__TASK BRIEF__. Output the entries below exactly as written, omitting pictures.
═════ EXCERPTED RECORDS ═════
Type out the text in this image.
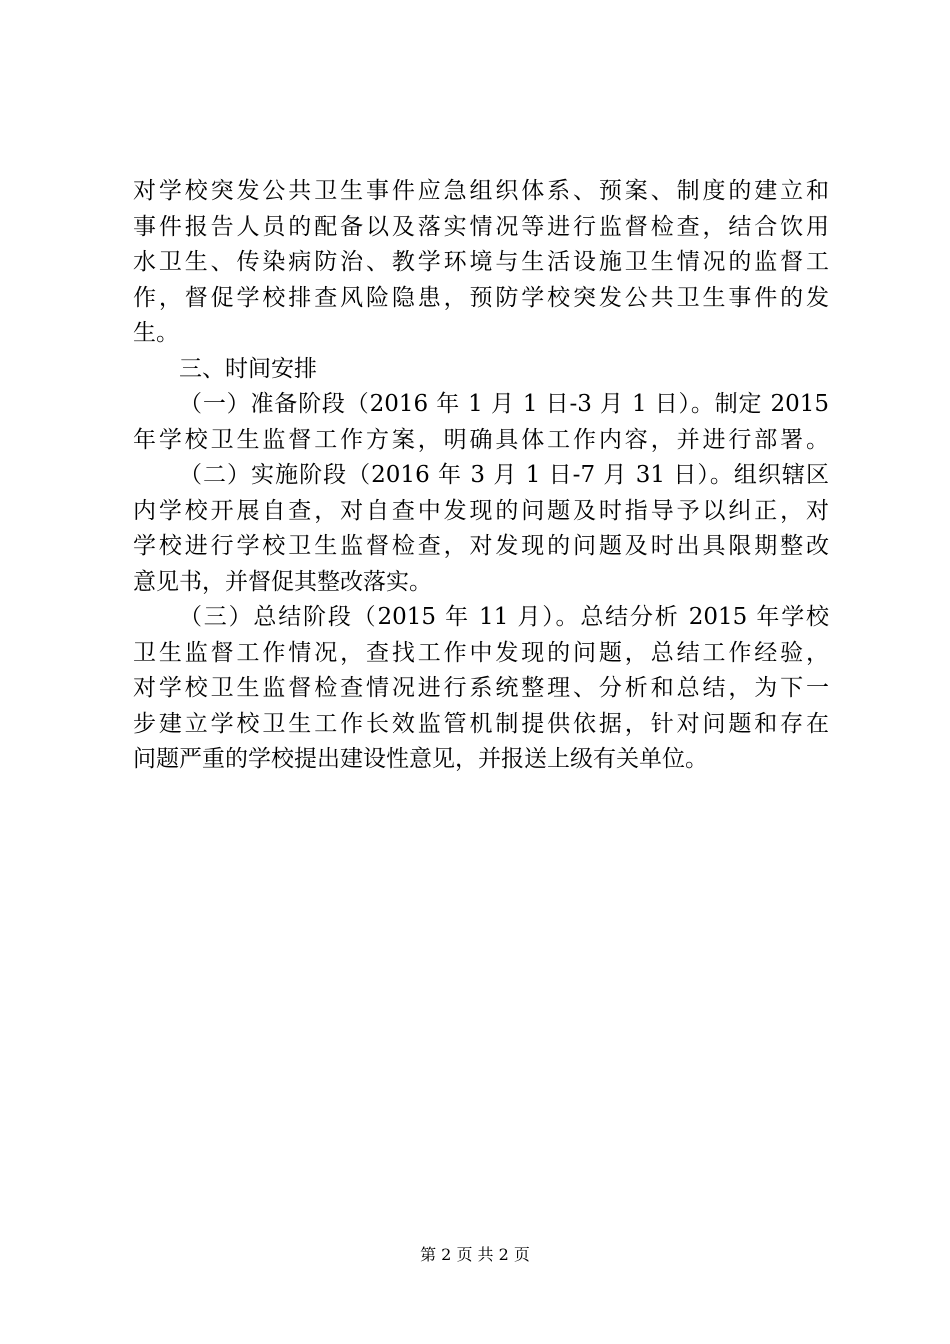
对学校突发公共卫生事件应急组织体系、预案、制度的建立和
事件报告人员的配备以及落实情况等进行监督检查，结合饮用
水卫生、传染病防治、教学环境与生活设施卫生情况的监督工
作，督促学校排查风险隐患，预防学校突发公共卫生事件的发
生。
三、时间安排
（一）准备阶段（2016 年 1 月 1 日-3 月 1 日）。制定 2015
年学校卫生监督工作方案，明确具体工作内容，并进行部署。
（二）实施阶段（2016 年 3 月 1 日-7 月 31 日）。组织辖区
内学校开展自查，对自查中发现的问题及时指导予以纠正，对
学校进行学校卫生监督检查，对发现的问题及时出具限期整改
意见书，并督促其整改落实。
（三）总结阶段（2015 年 11 月）。总结分析 2015 年学校
卫生监督工作情况，查找工作中发现的问题，总结工作经验，
对学校卫生监督检查情况进行系统整理、分析和总结，为下一
步建立学校卫生工作长效监管机制提供依据，针对问题和存在
问题严重的学校提出建设性意见，并报送上级有关单位。
第 2 页 共 2 页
═════
__SOLUTION TO THIS EXERCISE__.
Type out the text in this image.
对学校突发公共卫生事件应急组织体系、预案、制度的建立和
事件报告人员的配备以及落实情况等进行监督检查，结合饮用
水卫生、传染病防治、教学环境与生活设施卫生情况的监督工
作，督促学校排查风险隐患，预防学校突发公共卫生事件的发
生。
三、时间安排
（一）准备阶段（2016 年 1 月 1 日-3 月 1 日）。制定 2015
年学校卫生监督工作方案，明确具体工作内容，并进行部署。
（二）实施阶段（2016 年 3 月 1 日-7 月 31 日）。组织辖区
内学校开展自查，对自查中发现的问题及时指导予以纠正，对
学校进行学校卫生监督检查，对发现的问题及时出具限期整改
意见书，并督促其整改落实。
（三）总结阶段（2015 年 11 月）。总结分析 2015 年学校
卫生监督工作情况，查找工作中发现的问题，总结工作经验，
对学校卫生监督检查情况进行系统整理、分析和总结，为下一
步建立学校卫生工作长效监管机制提供依据，针对问题和存在
问题严重的学校提出建设性意见，并报送上级有关单位。
第 2 页 共 2 页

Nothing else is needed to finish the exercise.